Element and box listings:
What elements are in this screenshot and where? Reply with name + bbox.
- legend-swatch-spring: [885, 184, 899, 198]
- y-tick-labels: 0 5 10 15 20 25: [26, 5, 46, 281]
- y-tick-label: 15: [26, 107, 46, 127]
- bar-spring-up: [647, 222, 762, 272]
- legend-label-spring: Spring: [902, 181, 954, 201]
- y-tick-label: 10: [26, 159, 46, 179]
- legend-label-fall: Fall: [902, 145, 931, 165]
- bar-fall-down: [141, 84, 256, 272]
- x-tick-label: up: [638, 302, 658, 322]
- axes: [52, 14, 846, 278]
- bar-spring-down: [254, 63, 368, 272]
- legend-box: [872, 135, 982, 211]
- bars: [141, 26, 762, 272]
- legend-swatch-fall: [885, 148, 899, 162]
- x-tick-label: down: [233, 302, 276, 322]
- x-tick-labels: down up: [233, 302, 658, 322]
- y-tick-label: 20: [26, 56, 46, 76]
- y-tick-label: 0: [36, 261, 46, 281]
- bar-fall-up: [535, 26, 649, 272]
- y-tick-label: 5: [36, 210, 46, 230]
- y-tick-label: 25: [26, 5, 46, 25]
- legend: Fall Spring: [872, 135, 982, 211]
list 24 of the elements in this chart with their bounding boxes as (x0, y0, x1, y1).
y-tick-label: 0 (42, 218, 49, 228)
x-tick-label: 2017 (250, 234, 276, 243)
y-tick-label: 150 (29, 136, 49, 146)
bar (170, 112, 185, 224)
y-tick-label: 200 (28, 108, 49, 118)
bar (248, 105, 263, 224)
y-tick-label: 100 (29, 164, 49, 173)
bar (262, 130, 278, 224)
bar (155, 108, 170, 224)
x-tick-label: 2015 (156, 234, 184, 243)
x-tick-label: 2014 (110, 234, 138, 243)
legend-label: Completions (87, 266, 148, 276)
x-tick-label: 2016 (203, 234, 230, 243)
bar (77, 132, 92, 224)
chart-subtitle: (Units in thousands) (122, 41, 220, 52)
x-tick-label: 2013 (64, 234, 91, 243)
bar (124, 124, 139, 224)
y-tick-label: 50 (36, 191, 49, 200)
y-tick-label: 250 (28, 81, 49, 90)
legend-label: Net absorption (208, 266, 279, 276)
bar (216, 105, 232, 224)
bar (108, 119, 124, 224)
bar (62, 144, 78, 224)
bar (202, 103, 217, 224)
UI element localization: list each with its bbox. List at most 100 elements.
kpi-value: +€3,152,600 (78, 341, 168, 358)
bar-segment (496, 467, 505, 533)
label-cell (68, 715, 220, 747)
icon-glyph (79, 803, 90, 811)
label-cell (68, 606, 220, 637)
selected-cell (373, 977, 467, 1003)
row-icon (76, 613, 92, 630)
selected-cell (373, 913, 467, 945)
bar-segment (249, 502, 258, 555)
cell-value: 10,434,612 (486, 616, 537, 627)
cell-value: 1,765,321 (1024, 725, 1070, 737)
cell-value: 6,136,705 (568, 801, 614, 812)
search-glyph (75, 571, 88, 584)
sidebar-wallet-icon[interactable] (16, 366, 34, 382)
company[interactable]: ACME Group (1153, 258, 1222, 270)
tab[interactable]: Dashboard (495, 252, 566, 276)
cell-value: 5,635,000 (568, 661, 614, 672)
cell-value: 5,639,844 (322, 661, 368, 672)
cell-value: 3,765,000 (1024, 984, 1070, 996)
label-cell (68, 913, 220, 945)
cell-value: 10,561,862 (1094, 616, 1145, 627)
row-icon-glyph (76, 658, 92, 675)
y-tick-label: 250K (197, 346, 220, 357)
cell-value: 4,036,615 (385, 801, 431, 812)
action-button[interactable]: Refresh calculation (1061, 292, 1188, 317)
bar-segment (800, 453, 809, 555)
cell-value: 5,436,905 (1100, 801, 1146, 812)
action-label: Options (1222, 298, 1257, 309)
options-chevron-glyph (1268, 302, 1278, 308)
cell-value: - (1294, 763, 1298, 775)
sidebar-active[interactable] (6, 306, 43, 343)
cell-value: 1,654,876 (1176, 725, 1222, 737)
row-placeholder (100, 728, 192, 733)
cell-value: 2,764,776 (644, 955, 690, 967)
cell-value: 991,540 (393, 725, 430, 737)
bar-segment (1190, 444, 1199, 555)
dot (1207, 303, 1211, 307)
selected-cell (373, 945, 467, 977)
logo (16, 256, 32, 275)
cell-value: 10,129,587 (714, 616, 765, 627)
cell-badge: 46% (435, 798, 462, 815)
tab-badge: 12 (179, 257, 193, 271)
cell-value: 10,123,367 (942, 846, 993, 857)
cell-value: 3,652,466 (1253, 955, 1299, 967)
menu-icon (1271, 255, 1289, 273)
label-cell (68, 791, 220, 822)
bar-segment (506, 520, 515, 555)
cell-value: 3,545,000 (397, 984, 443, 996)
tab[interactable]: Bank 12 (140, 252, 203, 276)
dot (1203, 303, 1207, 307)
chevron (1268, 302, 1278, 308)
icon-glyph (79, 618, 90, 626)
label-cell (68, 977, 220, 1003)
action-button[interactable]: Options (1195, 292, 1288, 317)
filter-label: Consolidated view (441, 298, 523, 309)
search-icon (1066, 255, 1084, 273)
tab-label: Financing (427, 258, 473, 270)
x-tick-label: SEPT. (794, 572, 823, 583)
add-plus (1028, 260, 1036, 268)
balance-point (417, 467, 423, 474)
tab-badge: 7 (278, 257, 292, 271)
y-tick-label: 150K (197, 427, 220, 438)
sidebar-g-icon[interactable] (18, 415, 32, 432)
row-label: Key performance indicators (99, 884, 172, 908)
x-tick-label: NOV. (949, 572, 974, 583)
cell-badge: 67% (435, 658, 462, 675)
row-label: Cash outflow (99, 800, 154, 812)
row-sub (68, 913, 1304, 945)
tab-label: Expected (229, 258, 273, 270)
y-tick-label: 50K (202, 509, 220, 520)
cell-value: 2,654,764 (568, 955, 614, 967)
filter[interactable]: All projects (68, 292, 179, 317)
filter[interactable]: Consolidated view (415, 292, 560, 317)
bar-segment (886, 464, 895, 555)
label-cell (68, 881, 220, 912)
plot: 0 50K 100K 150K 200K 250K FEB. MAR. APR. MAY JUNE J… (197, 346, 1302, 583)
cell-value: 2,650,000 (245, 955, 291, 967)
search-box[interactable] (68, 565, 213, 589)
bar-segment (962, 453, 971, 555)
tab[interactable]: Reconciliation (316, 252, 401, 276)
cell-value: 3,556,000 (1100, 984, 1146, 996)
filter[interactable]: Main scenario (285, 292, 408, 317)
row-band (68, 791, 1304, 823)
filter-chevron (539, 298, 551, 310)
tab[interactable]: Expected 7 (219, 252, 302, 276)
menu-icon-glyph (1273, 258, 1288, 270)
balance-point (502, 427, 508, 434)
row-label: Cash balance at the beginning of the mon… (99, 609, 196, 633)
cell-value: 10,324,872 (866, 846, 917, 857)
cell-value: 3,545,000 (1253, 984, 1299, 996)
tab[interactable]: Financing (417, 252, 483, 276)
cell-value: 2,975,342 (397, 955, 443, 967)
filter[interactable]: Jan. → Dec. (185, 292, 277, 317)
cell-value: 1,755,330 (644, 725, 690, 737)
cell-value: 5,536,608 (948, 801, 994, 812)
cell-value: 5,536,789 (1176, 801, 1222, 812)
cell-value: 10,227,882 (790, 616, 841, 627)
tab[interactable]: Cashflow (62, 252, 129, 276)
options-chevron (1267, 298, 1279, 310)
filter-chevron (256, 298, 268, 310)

◆ **WHAT YOU HAVE TO DO**: Rewrite the records starting at the first line and ending at the line containing "- bar-fall-down: [141, 84, 256, 272]", with "screenshot" swapped for "capture" and nothing else changed. Return only those lines.

◆ **THE REPLY**:
What elements are in this capture and where? Reply with name + bbox.
- legend-swatch-spring: [885, 184, 899, 198]
- y-tick-labels: 0 5 10 15 20 25: [26, 5, 46, 281]
- y-tick-label: 15: [26, 107, 46, 127]
- bar-spring-up: [647, 222, 762, 272]
- legend-label-spring: Spring: [902, 181, 954, 201]
- y-tick-label: 10: [26, 159, 46, 179]
- legend-label-fall: Fall: [902, 145, 931, 165]
- bar-fall-down: [141, 84, 256, 272]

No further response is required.